_WORK TO BE COMPLETED_
Output every record below exactly as it appears.

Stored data
-------

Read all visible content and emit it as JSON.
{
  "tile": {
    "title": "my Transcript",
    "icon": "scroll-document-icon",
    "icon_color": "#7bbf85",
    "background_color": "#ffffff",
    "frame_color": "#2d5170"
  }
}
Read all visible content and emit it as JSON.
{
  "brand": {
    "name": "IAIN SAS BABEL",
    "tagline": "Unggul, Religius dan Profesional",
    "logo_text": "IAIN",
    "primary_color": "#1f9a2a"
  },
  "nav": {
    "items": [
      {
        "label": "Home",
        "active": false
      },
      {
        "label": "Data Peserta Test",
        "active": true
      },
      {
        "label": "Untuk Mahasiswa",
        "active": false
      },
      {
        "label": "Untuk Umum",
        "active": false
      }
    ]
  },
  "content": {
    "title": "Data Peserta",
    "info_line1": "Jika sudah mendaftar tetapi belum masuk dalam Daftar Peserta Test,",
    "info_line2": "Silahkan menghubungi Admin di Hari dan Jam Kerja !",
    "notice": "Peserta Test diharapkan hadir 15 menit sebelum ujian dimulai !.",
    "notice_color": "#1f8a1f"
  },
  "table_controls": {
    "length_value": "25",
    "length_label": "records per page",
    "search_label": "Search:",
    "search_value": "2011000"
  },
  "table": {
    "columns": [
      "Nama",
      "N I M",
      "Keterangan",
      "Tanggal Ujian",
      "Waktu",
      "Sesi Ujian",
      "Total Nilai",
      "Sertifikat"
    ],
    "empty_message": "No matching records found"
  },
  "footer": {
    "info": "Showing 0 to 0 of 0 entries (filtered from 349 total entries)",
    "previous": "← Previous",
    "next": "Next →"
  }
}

-------

_RESPONSE TO THE TASK_
Read all visible content and emit it as JSON.
{
  "tile": {
    "title": "my Transcript",
    "icon": "scroll-document-icon",
    "icon_color": "#7bbf85",
    "background_color": "#ffffff",
    "frame_color": "#2d5170"
  }
}
Read all visible content and emit it as JSON.
{
  "brand": {
    "name": "IAIN SAS BABEL",
    "tagline": "Unggul, Religius dan Profesional",
    "logo_text": "IAIN",
    "primary_color": "#1f9a2a"
  },
  "nav": {
    "items": [
      {
        "label": "Home",
        "active": false
      },
      {
        "label": "Data Peserta Test",
        "active": true
      },
      {
        "label": "Untuk Mahasiswa",
        "active": false
      },
      {
        "label": "Untuk Umum",
        "active": false
      }
    ]
  },
  "content": {
    "title": "Data Peserta",
    "info_line1": "Jika sudah mendaftar tetapi belum masuk dalam Daftar Peserta Test,",
    "info_line2": "Silahkan menghubungi Admin di Hari dan Jam Kerja !",
    "notice": "Peserta Test diharapkan hadir 15 menit sebelum ujian dimulai !.",
    "notice_color": "#1f8a1f"
  },
  "table_controls": {
    "length_value": "25",
    "length_label": "records per page",
    "search_label": "Search:",
    "search_value": "2011000"
  },
  "table": {
    "columns": [
      "Nama",
      "N I M",
      "Keterangan",
      "Tanggal Ujian",
      "Waktu",
      "Sesi Ujian",
      "Total Nilai",
      "Sertifikat"
    ],
    "empty_message": "No matching records found"
  },
  "footer": {
    "info": "Showing 0 to 0 of 0 entries (filtered from 349 total entries)",
    "previous": "← Previous",
    "next": "Next →"
  }
}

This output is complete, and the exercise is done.